WHAT IS BEING ASKED: Please copy out the following lines word for word, keeping every character unchanged.

GIVEN RECORDS:

'''

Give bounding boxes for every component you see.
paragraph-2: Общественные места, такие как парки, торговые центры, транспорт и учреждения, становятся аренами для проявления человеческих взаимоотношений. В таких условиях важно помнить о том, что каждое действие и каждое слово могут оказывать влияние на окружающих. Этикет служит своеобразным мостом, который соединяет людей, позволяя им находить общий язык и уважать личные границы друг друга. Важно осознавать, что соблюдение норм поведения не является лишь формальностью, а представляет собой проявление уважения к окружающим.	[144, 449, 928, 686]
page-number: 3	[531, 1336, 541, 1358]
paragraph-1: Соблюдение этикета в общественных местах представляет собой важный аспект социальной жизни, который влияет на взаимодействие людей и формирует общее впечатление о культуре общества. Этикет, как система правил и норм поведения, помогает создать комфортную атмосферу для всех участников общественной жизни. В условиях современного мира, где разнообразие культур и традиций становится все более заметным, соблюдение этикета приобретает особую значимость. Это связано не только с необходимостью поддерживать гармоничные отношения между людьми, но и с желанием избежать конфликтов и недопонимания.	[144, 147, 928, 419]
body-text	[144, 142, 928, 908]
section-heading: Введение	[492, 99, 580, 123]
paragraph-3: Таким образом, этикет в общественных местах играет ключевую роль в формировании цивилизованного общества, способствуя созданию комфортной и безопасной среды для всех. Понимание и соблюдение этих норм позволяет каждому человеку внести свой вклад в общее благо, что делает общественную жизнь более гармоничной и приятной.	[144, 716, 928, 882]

'''

FINISHED EXERCISE:
Give bounding boxes for every component you see.
paragraph-2: Общественные места, такие как парки, торговые центры, транспорт и учреждения, становятся аренами для проявления человеческих взаимоотношений. В таких условиях важно помнить о том, что каждое действие и каждое слово могут оказывать влияние на окружающих. Этикет служит своеобразным мостом, который соединяет людей, позволяя им находить общий язык и уважать личные границы друг друга. Важно осознавать, что соблюдение норм поведения не является лишь формальностью, а представляет собой проявление уважения к окружающим.	[144, 449, 928, 686]
page-number: 3	[531, 1336, 541, 1358]
paragraph-1: Соблюдение этикета в общественных местах представляет собой важный аспект социальной жизни, который влияет на взаимодействие людей и формирует общее впечатление о культуре общества. Этикет, как система правил и норм поведения, помогает создать комфортную атмосферу для всех участников общественной жизни. В условиях современного мира, где разнообразие культур и традиций становится все более заметным, соблюдение этикета приобретает особую значимость. Это связано не только с необходимостью поддерживать гармоничные отношения между людьми, но и с желанием избежать конфликтов и недопонимания.	[144, 147, 928, 419]
body-text	[144, 142, 928, 908]
section-heading: Введение	[492, 99, 580, 123]
paragraph-3: Таким образом, этикет в общественных местах играет ключевую роль в формировании цивилизованного общества, способствуя созданию комфортной и безопасной среды для всех. Понимание и соблюдение этих норм позволяет каждому человеку внести свой вклад в общее благо, что делает общественную жизнь более гармоничной и приятной.	[144, 716, 928, 882]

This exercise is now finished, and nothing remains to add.